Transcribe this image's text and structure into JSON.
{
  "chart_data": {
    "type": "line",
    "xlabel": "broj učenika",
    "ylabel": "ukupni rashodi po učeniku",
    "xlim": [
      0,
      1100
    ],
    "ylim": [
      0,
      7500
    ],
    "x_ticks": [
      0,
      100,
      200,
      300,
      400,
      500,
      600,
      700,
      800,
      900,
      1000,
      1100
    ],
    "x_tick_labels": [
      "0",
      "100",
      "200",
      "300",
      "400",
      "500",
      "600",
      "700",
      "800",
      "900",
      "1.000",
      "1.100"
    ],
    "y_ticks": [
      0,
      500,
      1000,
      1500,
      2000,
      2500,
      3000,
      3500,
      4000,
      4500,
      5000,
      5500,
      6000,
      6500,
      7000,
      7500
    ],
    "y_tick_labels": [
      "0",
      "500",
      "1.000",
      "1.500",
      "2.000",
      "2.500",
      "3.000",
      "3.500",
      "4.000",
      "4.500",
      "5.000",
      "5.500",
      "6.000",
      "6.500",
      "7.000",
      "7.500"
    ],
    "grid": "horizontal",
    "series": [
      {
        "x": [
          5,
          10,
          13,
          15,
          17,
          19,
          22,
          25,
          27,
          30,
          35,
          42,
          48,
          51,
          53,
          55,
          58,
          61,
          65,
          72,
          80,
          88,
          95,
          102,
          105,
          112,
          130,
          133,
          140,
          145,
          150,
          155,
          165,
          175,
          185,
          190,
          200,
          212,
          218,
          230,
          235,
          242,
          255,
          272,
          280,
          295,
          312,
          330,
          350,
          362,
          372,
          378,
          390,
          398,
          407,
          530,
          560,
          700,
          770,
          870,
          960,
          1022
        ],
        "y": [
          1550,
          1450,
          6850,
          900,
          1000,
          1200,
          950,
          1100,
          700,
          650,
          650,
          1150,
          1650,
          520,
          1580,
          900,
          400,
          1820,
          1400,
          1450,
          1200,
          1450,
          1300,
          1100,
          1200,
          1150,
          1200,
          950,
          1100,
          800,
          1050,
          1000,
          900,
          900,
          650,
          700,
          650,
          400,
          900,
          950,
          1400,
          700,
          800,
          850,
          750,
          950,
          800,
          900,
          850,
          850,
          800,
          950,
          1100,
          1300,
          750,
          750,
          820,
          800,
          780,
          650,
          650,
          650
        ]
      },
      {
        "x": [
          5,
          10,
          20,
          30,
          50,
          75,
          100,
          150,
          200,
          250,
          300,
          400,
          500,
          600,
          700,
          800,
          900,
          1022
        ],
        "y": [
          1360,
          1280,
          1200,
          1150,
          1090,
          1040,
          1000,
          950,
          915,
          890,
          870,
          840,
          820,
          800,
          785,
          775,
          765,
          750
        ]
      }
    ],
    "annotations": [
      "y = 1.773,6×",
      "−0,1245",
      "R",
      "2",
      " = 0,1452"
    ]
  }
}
------------
* _Description of the task_: Extract all the material, leaving every line as it is.

* _Full answer_:
Transcribe this image's text and structure into JSON.
{
  "chart_data": {
    "type": "line",
    "xlabel": "broj učenika",
    "ylabel": "ukupni rashodi po učeniku",
    "xlim": [
      0,
      1100
    ],
    "ylim": [
      0,
      7500
    ],
    "x_ticks": [
      0,
      100,
      200,
      300,
      400,
      500,
      600,
      700,
      800,
      900,
      1000,
      1100
    ],
    "x_tick_labels": [
      "0",
      "100",
      "200",
      "300",
      "400",
      "500",
      "600",
      "700",
      "800",
      "900",
      "1.000",
      "1.100"
    ],
    "y_ticks": [
      0,
      500,
      1000,
      1500,
      2000,
      2500,
      3000,
      3500,
      4000,
      4500,
      5000,
      5500,
      6000,
      6500,
      7000,
      7500
    ],
    "y_tick_labels": [
      "0",
      "500",
      "1.000",
      "1.500",
      "2.000",
      "2.500",
      "3.000",
      "3.500",
      "4.000",
      "4.500",
      "5.000",
      "5.500",
      "6.000",
      "6.500",
      "7.000",
      "7.500"
    ],
    "grid": "horizontal",
    "series": [
      {
        "x": [
          5,
          10,
          13,
          15,
          17,
          19,
          22,
          25,
          27,
          30,
          35,
          42,
          48,
          51,
          53,
          55,
          58,
          61,
          65,
          72,
          80,
          88,
          95,
          102,
          105,
          112,
          130,
          133,
          140,
          145,
          150,
          155,
          165,
          175,
          185,
          190,
          200,
          212,
          218,
          230,
          235,
          242,
          255,
          272,
          280,
          295,
          312,
          330,
          350,
          362,
          372,
          378,
          390,
          398,
          407,
          530,
          560,
          700,
          770,
          870,
          960,
          1022
        ],
        "y": [
          1550,
          1450,
          6850,
          900,
          1000,
          1200,
          950,
          1100,
          700,
          650,
          650,
          1150,
          1650,
          520,
          1580,
          900,
          400,
          1820,
          1400,
          1450,
          1200,
          1450,
          1300,
          1100,
          1200,
          1150,
          1200,
          950,
          1100,
          800,
          1050,
          1000,
          900,
          900,
          650,
          700,
          650,
          400,
          900,
          950,
          1400,
          700,
          800,
          850,
          750,
          950,
          800,
          900,
          850,
          850,
          800,
          950,
          1100,
          1300,
          750,
          750,
          820,
          800,
          780,
          650,
          650,
          650
        ]
      },
      {
        "x": [
          5,
          10,
          20,
          30,
          50,
          75,
          100,
          150,
          200,
          250,
          300,
          400,
          500,
          600,
          700,
          800,
          900,
          1022
        ],
        "y": [
          1360,
          1280,
          1200,
          1150,
          1090,
          1040,
          1000,
          950,
          915,
          890,
          870,
          840,
          820,
          800,
          785,
          775,
          765,
          750
        ]
      }
    ],
    "annotations": [
      "y = 1.773,6×",
      "−0,1245",
      "R",
      "2",
      " = 0,1452"
    ]
  }
}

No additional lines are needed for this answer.